▸ Challenge: Write out all of the entries that follow, word for word, but skip the pictures.
::: Supplied data
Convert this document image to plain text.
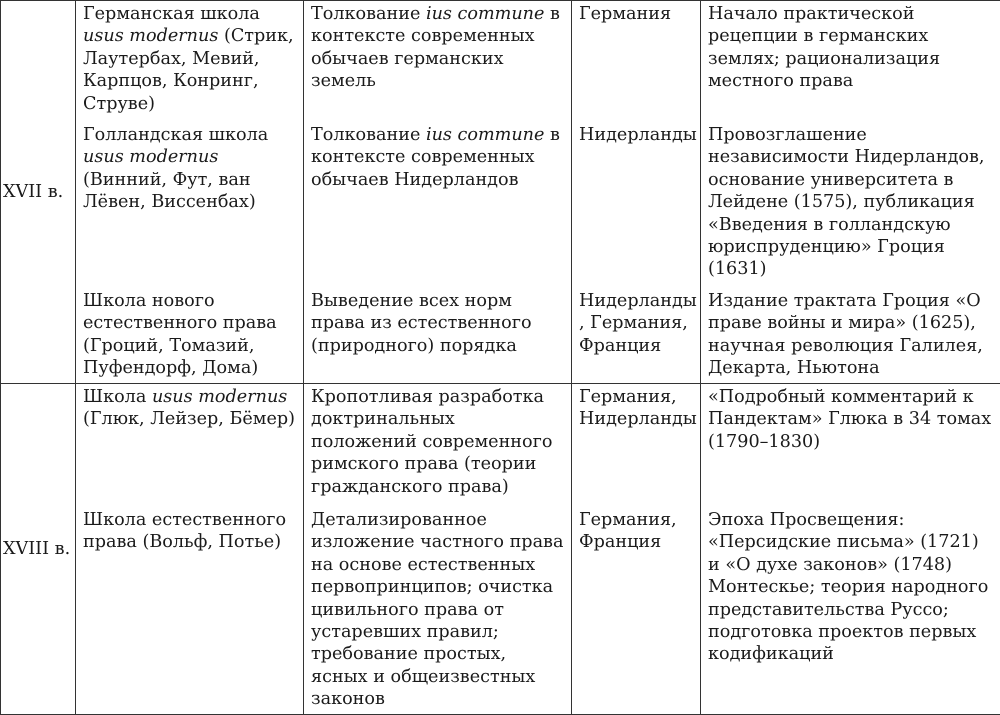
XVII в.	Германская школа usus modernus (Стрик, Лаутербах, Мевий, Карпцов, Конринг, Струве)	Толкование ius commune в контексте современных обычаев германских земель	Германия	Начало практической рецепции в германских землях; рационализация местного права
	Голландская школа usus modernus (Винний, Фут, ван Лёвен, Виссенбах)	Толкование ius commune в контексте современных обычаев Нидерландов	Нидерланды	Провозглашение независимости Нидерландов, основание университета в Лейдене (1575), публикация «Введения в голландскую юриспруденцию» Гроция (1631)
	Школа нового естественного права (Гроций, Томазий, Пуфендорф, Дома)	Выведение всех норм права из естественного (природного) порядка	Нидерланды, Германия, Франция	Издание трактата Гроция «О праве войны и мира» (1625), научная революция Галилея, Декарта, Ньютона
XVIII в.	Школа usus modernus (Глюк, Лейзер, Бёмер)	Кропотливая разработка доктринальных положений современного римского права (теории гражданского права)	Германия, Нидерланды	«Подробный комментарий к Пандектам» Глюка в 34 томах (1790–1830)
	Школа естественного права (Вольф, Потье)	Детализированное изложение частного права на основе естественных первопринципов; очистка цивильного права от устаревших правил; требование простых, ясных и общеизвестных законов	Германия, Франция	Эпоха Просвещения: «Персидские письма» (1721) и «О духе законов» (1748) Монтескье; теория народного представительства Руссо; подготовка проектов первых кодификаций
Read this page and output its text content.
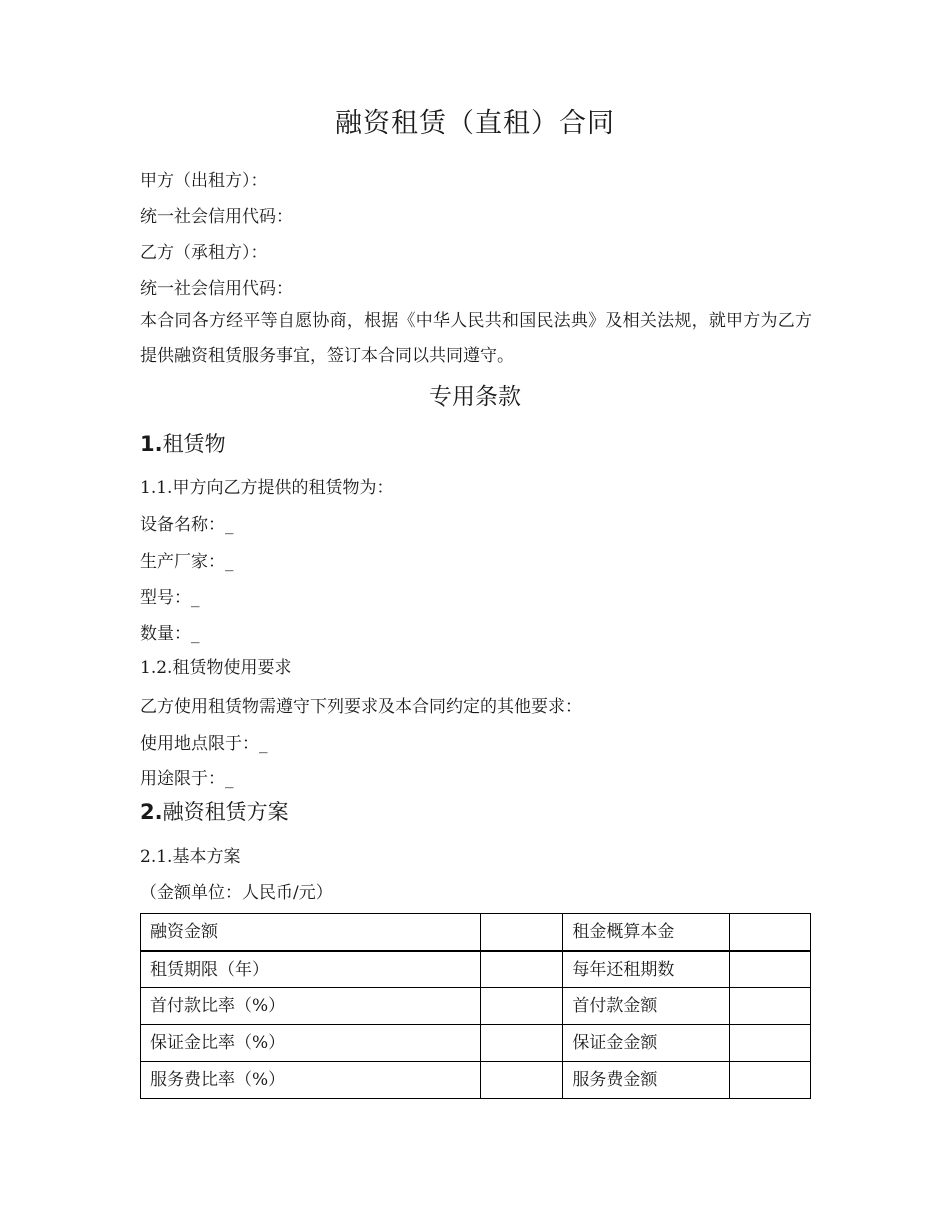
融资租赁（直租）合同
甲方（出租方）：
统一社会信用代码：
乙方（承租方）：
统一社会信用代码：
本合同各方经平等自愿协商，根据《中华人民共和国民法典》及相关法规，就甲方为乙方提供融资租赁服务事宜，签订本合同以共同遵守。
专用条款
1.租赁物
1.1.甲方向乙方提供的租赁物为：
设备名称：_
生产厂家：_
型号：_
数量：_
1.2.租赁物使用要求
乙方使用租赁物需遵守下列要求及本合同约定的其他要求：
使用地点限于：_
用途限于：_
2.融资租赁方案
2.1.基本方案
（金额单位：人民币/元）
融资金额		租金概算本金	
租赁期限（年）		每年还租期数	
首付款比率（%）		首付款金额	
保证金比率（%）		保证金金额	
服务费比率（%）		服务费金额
::::::
▸ Exercise answer:
Convert this document image to plain text.
XVII в.	Германская школа usus modernus (Стрик, Лаутербах, Мевий, Карпцов, Конринг, Струве)	Толкование ius commune в контексте современных обычаев германских земель	Германия	Начало практической рецепции в германских землях; рационализация местного права
	Голландская школа usus modernus (Винний, Фут, ван Лёвен, Виссенбах)	Толкование ius commune в контексте современных обычаев Нидерландов	Нидерланды	Провозглашение независимости Нидерландов, основание университета в Лейдене (1575), публикация «Введения в голландскую юриспруденцию» Гроция (1631)
	Школа нового естественного права (Гроций, Томазий, Пуфендорф, Дома)	Выведение всех норм права из естественного (природного) порядка	Нидерланды, Германия, Франция	Издание трактата Гроция «О праве войны и мира» (1625), научная революция Галилея, Декарта, Ньютона
XVIII в.	Школа usus modernus (Глюк, Лейзер, Бёмер)	Кропотливая разработка доктринальных положений современного римского права (теории гражданского права)	Германия, Нидерланды	«Подробный комментарий к Пандектам» Глюка в 34 томах (1790–1830)
	Школа естественного права (Вольф, Потье)	Детализированное изложение частного права на основе естественных первопринципов; очистка цивильного права от устаревших правил; требование простых, ясных и общеизвестных законов	Германия, Франция	Эпоха Просвещения: «Персидские письма» (1721) и «О духе законов» (1748) Монтескье; теория народного представительства Руссо; подготовка проектов первых кодификаций
Read this page and output its text content.
融资租赁（直租）合同
甲方（出租方）：
统一社会信用代码：
乙方（承租方）：
统一社会信用代码：
本合同各方经平等自愿协商，根据《中华人民共和国民法典》及相关法规，就甲方为乙方提供融资租赁服务事宜，签订本合同以共同遵守。
专用条款
1.租赁物
1.1.甲方向乙方提供的租赁物为：
设备名称：_
生产厂家：_
型号：_
数量：_
1.2.租赁物使用要求
乙方使用租赁物需遵守下列要求及本合同约定的其他要求：
使用地点限于：_
用途限于：_
2.融资租赁方案
2.1.基本方案
（金额单位：人民币/元）
融资金额		租金概算本金	
租赁期限（年）		每年还租期数	
首付款比率（%）		首付款金额	
保证金比率（%）		保证金金额	
服务费比率（%）		服务费金额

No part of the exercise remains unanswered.